• _THE PROBLEM_: Please reproduce every record, keeping each one exactly as written.

• _DATA FOR THIS TASK_:

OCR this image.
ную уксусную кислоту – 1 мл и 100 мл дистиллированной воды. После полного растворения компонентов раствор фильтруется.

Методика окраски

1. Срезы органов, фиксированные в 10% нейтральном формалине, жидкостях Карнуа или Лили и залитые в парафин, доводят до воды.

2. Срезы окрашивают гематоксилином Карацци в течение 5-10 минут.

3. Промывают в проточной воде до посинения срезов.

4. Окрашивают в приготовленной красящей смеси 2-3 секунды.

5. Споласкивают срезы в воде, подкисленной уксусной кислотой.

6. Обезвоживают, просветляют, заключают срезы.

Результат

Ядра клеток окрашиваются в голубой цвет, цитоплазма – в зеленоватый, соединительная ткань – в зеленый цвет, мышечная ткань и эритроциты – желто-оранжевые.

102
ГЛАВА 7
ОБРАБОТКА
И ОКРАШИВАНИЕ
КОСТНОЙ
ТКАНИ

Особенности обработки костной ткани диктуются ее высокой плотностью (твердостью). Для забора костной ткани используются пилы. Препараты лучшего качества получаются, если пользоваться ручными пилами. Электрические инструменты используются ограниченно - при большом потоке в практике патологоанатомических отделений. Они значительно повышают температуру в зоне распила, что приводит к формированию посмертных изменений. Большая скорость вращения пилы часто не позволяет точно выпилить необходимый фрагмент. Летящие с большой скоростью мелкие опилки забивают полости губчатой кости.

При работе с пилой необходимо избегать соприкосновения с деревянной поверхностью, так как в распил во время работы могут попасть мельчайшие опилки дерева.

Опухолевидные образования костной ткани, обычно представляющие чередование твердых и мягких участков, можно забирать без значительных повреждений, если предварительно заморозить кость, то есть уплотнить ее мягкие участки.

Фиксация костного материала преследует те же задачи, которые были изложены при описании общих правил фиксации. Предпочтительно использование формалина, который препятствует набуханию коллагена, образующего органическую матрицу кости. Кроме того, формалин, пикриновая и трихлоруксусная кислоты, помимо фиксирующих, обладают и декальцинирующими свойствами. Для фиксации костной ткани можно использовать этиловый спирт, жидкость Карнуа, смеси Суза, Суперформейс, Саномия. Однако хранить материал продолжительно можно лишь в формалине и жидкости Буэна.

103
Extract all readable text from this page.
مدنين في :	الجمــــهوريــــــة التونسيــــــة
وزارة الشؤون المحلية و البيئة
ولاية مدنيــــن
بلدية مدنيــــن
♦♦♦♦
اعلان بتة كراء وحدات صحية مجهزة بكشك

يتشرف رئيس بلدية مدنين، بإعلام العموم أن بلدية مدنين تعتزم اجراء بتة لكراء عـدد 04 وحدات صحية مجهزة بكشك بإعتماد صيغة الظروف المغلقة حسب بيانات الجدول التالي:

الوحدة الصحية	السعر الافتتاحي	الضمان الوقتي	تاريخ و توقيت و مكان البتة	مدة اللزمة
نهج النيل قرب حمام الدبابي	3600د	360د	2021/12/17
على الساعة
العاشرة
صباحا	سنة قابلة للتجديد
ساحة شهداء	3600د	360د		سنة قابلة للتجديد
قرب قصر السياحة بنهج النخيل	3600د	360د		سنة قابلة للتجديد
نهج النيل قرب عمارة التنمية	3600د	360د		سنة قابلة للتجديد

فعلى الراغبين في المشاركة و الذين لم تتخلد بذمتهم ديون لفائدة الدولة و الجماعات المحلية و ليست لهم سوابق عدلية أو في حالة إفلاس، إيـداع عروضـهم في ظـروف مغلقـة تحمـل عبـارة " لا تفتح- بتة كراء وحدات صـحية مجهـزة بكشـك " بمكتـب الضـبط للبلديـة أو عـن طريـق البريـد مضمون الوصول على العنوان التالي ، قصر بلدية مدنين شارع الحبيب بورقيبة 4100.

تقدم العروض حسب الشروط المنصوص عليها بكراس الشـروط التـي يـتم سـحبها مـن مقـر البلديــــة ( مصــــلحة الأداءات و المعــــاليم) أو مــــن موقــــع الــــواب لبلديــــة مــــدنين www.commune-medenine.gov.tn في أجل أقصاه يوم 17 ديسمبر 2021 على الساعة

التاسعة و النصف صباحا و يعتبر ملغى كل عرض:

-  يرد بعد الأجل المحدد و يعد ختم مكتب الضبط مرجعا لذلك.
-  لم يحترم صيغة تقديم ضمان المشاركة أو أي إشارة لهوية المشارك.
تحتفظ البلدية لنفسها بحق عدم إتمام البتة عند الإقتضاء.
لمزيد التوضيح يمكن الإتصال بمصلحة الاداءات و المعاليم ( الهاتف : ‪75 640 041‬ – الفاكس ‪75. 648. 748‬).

• _COMPLETE RESPONSE_:
OCR this image.
ную уксусную кислоту – 1 мл и 100 мл дистиллированной воды. После полного растворения компонентов раствор фильтруется.

Методика окраски

1. Срезы органов, фиксированные в 10% нейтральном формалине, жидкостях Карнуа или Лили и залитые в парафин, доводят до воды.

2. Срезы окрашивают гематоксилином Карацци в течение 5-10 минут.

3. Промывают в проточной воде до посинения срезов.

4. Окрашивают в приготовленной красящей смеси 2-3 секунды.

5. Споласкивают срезы в воде, подкисленной уксусной кислотой.

6. Обезвоживают, просветляют, заключают срезы.

Результат

Ядра клеток окрашиваются в голубой цвет, цитоплазма – в зеленоватый, соединительная ткань – в зеленый цвет, мышечная ткань и эритроциты – желто-оранжевые.

102
ГЛАВА 7
ОБРАБОТКА
И ОКРАШИВАНИЕ
КОСТНОЙ
ТКАНИ

Особенности обработки костной ткани диктуются ее высокой плотностью (твердостью). Для забора костной ткани используются пилы. Препараты лучшего качества получаются, если пользоваться ручными пилами. Электрические инструменты используются ограниченно - при большом потоке в практике патологоанатомических отделений. Они значительно повышают температуру в зоне распила, что приводит к формированию посмертных изменений. Большая скорость вращения пилы часто не позволяет точно выпилить необходимый фрагмент. Летящие с большой скоростью мелкие опилки забивают полости губчатой кости.

При работе с пилой необходимо избегать соприкосновения с деревянной поверхностью, так как в распил во время работы могут попасть мельчайшие опилки дерева.

Опухолевидные образования костной ткани, обычно представляющие чередование твердых и мягких участков, можно забирать без значительных повреждений, если предварительно заморозить кость, то есть уплотнить ее мягкие участки.

Фиксация костного материала преследует те же задачи, которые были изложены при описании общих правил фиксации. Предпочтительно использование формалина, который препятствует набуханию коллагена, образующего органическую матрицу кости. Кроме того, формалин, пикриновая и трихлоруксусная кислоты, помимо фиксирующих, обладают и декальцинирующими свойствами. Для фиксации костной ткани можно использовать этиловый спирт, жидкость Карнуа, смеси Суза, Суперформейс, Саномия. Однако хранить материал продолжительно можно лишь в формалине и жидкости Буэна.

103
Extract all readable text from this page.
مدنين في :	الجمــــهوريــــــة التونسيــــــة
وزارة الشؤون المحلية و البيئة
ولاية مدنيــــن
بلدية مدنيــــن
♦♦♦♦
اعلان بتة كراء وحدات صحية مجهزة بكشك

يتشرف رئيس بلدية مدنين، بإعلام العموم أن بلدية مدنين تعتزم اجراء بتة لكراء عـدد 04 وحدات صحية مجهزة بكشك بإعتماد صيغة الظروف المغلقة حسب بيانات الجدول التالي:

الوحدة الصحية	السعر الافتتاحي	الضمان الوقتي	تاريخ و توقيت و مكان البتة	مدة اللزمة
نهج النيل قرب حمام الدبابي	3600د	360د	2021/12/17
على الساعة
العاشرة
صباحا	سنة قابلة للتجديد
ساحة شهداء	3600د	360د		سنة قابلة للتجديد
قرب قصر السياحة بنهج النخيل	3600د	360د		سنة قابلة للتجديد
نهج النيل قرب عمارة التنمية	3600د	360د		سنة قابلة للتجديد

فعلى الراغبين في المشاركة و الذين لم تتخلد بذمتهم ديون لفائدة الدولة و الجماعات المحلية و ليست لهم سوابق عدلية أو في حالة إفلاس، إيـداع عروضـهم في ظـروف مغلقـة تحمـل عبـارة " لا تفتح- بتة كراء وحدات صـحية مجهـزة بكشـك " بمكتـب الضـبط للبلديـة أو عـن طريـق البريـد مضمون الوصول على العنوان التالي ، قصر بلدية مدنين شارع الحبيب بورقيبة 4100.

تقدم العروض حسب الشروط المنصوص عليها بكراس الشـروط التـي يـتم سـحبها مـن مقـر البلديــــة ( مصــــلحة الأداءات و المعــــاليم) أو مــــن موقــــع الــــواب لبلديــــة مــــدنين www.commune-medenine.gov.tn في أجل أقصاه يوم 17 ديسمبر 2021 على الساعة

التاسعة و النصف صباحا و يعتبر ملغى كل عرض:

-  يرد بعد الأجل المحدد و يعد ختم مكتب الضبط مرجعا لذلك.
-  لم يحترم صيغة تقديم ضمان المشاركة أو أي إشارة لهوية المشارك.
تحتفظ البلدية لنفسها بحق عدم إتمام البتة عند الإقتضاء.
لمزيد التوضيح يمكن الإتصال بمصلحة الاداءات و المعاليم ( الهاتف : ‪75 640 041‬ – الفاكس ‪75. 648. 748‬).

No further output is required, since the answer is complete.